• [WHAT YOU WILL DO]
Tally the lines in the listing below that contain "icon" and report the tally alone.
=== MATERIAL ===
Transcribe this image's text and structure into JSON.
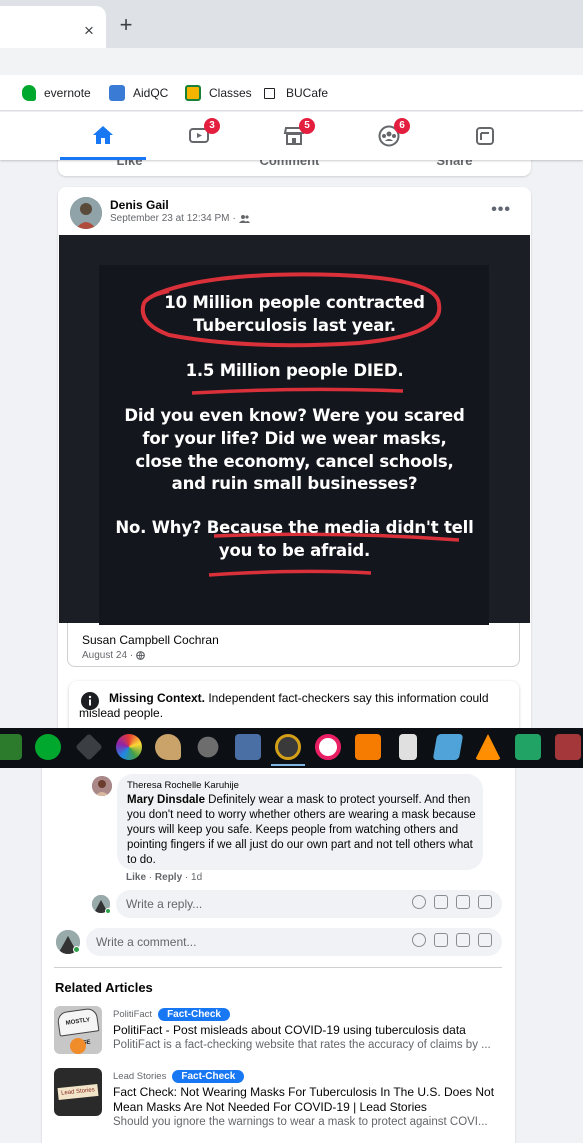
{
  "browser": {
    "tab_close": "×",
    "new_tab": "+",
    "bookmarks": [
      {
        "label": "evernote",
        "icon": "evernote-icon"
      },
      {
        "label": "AidQC",
        "icon": "aidqc-icon"
      },
      {
        "label": "Classes",
        "icon": "classes-icon"
      },
      {
        "label": "BUCafe",
        "icon": "page-icon"
      }
    ]
  },
  "fb_nav": {
    "items": [
      {
        "name": "home",
        "badge": ""
      },
      {
        "name": "watch",
        "badge": "3"
      },
      {
        "name": "marketplace",
        "badge": "5"
      },
      {
        "name": "groups",
        "badge": "6"
      },
      {
        "name": "gaming",
        "badge": ""
      }
    ],
    "accent": "#1877f2"
  },
  "previous_post": {
    "actions": [
      "Like",
      "Comment",
      "Share"
    ]
  },
  "post": {
    "author": "Denis Gail",
    "date": "September 23 at 12:34 PM",
    "audience_sep": "·",
    "menu": "•••",
    "image_text": {
      "line1": "10 Million people contracted",
      "line2": "Tuberculosis last year.",
      "line3": "1.5 Million people DIED.",
      "line4": "Did you even know? Were you scared",
      "line5": "for your life? Did we wear masks,",
      "line6": "close the economy, cancel schools,",
      "line7": "and ruin small businesses?",
      "line8": "No. Why? Because the media didn't tell",
      "line9": "you to be afraid."
    },
    "shared_author": "Susan Campbell Cochran",
    "shared_date": "August 24 ·",
    "fact_check": {
      "label": "Missing Context.",
      "text": " Independent fact-checkers say this information could",
      "text2": "mislead people."
    }
  },
  "comments": {
    "reply": {
      "name_label": "Theresa Rochelle Karuhije",
      "tagged": "Mary Dinsdale",
      "text": " Definitely wear a mask to protect yourself. And then you don't need to worry whether others are wearing a mask because yours will keep you safe. Keeps people from watching others and pointing fingers if we all just do our own part and not tell others what to do.",
      "like": "Like",
      "reply": "Reply",
      "time": "1d"
    },
    "reply_placeholder": "Write a reply...",
    "comment_placeholder": "Write a comment..."
  },
  "related": {
    "title": "Related Articles",
    "badge": "Fact-Check",
    "articles": [
      {
        "source": "PolitiFact",
        "title": "PolitiFact - Post misleads about COVID-19 using tuberculosis data",
        "desc": "PolitiFact is a fact-checking website that rates the accuracy of claims by ...",
        "thumb_text": "MOSTLY FALSE"
      },
      {
        "source": "Lead Stories",
        "title": "Fact Check: Not Wearing Masks For Tuberculosis In The U.S. Does Not Mean Masks Are Not Needed For COVID-19 | Lead Stories",
        "desc": "Should you ignore the warnings to wear a mask to protect against COVI...",
        "thumb_text": "Lead Stories"
      }
    ]
  }
}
===
• [COMPLETED TASK]
4